Repeat the records below exactly.

------------------------------------------------------------

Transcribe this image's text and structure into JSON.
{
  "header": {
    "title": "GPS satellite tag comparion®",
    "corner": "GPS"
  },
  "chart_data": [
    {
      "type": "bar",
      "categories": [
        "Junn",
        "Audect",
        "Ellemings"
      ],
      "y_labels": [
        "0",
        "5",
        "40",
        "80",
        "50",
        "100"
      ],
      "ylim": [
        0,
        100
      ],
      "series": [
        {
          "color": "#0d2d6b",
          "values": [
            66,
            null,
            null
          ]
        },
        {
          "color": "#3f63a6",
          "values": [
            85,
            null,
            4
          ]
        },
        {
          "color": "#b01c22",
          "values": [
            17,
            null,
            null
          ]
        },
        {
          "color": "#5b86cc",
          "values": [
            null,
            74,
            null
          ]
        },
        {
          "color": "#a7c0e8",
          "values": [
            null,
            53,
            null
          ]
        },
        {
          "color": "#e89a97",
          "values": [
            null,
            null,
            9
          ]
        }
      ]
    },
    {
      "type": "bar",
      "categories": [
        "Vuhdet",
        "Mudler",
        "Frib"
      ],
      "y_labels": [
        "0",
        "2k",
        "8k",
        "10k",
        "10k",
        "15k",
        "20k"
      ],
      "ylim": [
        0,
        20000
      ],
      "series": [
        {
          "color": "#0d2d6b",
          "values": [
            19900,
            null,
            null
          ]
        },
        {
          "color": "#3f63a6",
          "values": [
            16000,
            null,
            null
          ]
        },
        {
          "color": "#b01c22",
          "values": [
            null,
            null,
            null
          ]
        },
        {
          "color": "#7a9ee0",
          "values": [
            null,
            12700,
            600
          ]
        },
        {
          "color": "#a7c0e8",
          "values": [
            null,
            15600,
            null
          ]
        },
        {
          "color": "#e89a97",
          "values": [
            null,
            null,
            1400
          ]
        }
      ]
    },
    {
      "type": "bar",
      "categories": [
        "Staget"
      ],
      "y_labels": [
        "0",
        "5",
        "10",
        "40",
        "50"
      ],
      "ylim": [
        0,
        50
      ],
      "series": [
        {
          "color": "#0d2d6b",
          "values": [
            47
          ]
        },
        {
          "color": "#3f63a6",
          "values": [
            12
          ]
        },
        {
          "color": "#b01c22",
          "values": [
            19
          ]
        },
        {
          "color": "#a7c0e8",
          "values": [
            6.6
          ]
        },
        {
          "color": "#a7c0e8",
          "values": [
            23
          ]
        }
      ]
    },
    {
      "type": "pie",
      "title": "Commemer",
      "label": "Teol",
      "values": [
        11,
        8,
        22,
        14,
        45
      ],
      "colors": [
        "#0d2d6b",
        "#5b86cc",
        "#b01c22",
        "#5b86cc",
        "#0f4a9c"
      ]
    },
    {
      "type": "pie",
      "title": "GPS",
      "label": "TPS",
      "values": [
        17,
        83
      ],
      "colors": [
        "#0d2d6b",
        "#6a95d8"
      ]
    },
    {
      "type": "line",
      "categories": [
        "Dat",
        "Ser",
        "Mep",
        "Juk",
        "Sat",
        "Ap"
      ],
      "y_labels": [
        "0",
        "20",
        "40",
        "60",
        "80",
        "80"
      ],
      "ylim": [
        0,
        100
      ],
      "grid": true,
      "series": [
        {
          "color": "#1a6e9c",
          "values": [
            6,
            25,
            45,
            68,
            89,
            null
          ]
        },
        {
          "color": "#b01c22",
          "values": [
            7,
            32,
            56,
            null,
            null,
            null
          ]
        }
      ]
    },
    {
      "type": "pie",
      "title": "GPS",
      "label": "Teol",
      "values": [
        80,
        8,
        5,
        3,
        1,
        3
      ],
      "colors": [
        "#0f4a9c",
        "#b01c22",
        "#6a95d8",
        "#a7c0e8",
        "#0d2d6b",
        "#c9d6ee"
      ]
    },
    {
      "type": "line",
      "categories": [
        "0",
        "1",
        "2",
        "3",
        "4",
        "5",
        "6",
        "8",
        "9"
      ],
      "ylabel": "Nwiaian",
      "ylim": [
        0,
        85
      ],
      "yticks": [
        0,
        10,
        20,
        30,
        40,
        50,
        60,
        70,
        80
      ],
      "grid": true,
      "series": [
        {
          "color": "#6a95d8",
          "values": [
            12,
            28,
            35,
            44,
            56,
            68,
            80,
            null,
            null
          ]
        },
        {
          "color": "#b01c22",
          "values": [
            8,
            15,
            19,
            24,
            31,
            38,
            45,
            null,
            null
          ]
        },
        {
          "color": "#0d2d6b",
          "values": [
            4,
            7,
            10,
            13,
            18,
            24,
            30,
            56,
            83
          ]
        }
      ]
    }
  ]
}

------------------------------------------------------------

## Completed exercise
Transcribe this image's text and structure into JSON.
{
  "header": {
    "title": "GPS satellite tag comparion®",
    "corner": "GPS"
  },
  "chart_data": [
    {
      "type": "bar",
      "categories": [
        "Junn",
        "Audect",
        "Ellemings"
      ],
      "y_labels": [
        "0",
        "5",
        "40",
        "80",
        "50",
        "100"
      ],
      "ylim": [
        0,
        100
      ],
      "series": [
        {
          "color": "#0d2d6b",
          "values": [
            66,
            null,
            null
          ]
        },
        {
          "color": "#3f63a6",
          "values": [
            85,
            null,
            4
          ]
        },
        {
          "color": "#b01c22",
          "values": [
            17,
            null,
            null
          ]
        },
        {
          "color": "#5b86cc",
          "values": [
            null,
            74,
            null
          ]
        },
        {
          "color": "#a7c0e8",
          "values": [
            null,
            53,
            null
          ]
        },
        {
          "color": "#e89a97",
          "values": [
            null,
            null,
            9
          ]
        }
      ]
    },
    {
      "type": "bar",
      "categories": [
        "Vuhdet",
        "Mudler",
        "Frib"
      ],
      "y_labels": [
        "0",
        "2k",
        "8k",
        "10k",
        "10k",
        "15k",
        "20k"
      ],
      "ylim": [
        0,
        20000
      ],
      "series": [
        {
          "color": "#0d2d6b",
          "values": [
            19900,
            null,
            null
          ]
        },
        {
          "color": "#3f63a6",
          "values": [
            16000,
            null,
            null
          ]
        },
        {
          "color": "#b01c22",
          "values": [
            null,
            null,
            null
          ]
        },
        {
          "color": "#7a9ee0",
          "values": [
            null,
            12700,
            600
          ]
        },
        {
          "color": "#a7c0e8",
          "values": [
            null,
            15600,
            null
          ]
        },
        {
          "color": "#e89a97",
          "values": [
            null,
            null,
            1400
          ]
        }
      ]
    },
    {
      "type": "bar",
      "categories": [
        "Staget"
      ],
      "y_labels": [
        "0",
        "5",
        "10",
        "40",
        "50"
      ],
      "ylim": [
        0,
        50
      ],
      "series": [
        {
          "color": "#0d2d6b",
          "values": [
            47
          ]
        },
        {
          "color": "#3f63a6",
          "values": [
            12
          ]
        },
        {
          "color": "#b01c22",
          "values": [
            19
          ]
        },
        {
          "color": "#a7c0e8",
          "values": [
            6.6
          ]
        },
        {
          "color": "#a7c0e8",
          "values": [
            23
          ]
        }
      ]
    },
    {
      "type": "pie",
      "title": "Commemer",
      "label": "Teol",
      "values": [
        11,
        8,
        22,
        14,
        45
      ],
      "colors": [
        "#0d2d6b",
        "#5b86cc",
        "#b01c22",
        "#5b86cc",
        "#0f4a9c"
      ]
    },
    {
      "type": "pie",
      "title": "GPS",
      "label": "TPS",
      "values": [
        17,
        83
      ],
      "colors": [
        "#0d2d6b",
        "#6a95d8"
      ]
    },
    {
      "type": "line",
      "categories": [
        "Dat",
        "Ser",
        "Mep",
        "Juk",
        "Sat",
        "Ap"
      ],
      "y_labels": [
        "0",
        "20",
        "40",
        "60",
        "80",
        "80"
      ],
      "ylim": [
        0,
        100
      ],
      "grid": true,
      "series": [
        {
          "color": "#1a6e9c",
          "values": [
            6,
            25,
            45,
            68,
            89,
            null
          ]
        },
        {
          "color": "#b01c22",
          "values": [
            7,
            32,
            56,
            null,
            null,
            null
          ]
        }
      ]
    },
    {
      "type": "pie",
      "title": "GPS",
      "label": "Teol",
      "values": [
        80,
        8,
        5,
        3,
        1,
        3
      ],
      "colors": [
        "#0f4a9c",
        "#b01c22",
        "#6a95d8",
        "#a7c0e8",
        "#0d2d6b",
        "#c9d6ee"
      ]
    },
    {
      "type": "line",
      "categories": [
        "0",
        "1",
        "2",
        "3",
        "4",
        "5",
        "6",
        "8",
        "9"
      ],
      "ylabel": "Nwiaian",
      "ylim": [
        0,
        85
      ],
      "yticks": [
        0,
        10,
        20,
        30,
        40,
        50,
        60,
        70,
        80
      ],
      "grid": true,
      "series": [
        {
          "color": "#6a95d8",
          "values": [
            12,
            28,
            35,
            44,
            56,
            68,
            80,
            null,
            null
          ]
        },
        {
          "color": "#b01c22",
          "values": [
            8,
            15,
            19,
            24,
            31,
            38,
            45,
            null,
            null
          ]
        },
        {
          "color": "#0d2d6b",
          "values": [
            4,
            7,
            10,
            13,
            18,
            24,
            30,
            56,
            83
          ]
        }
      ]
    }
  ]
}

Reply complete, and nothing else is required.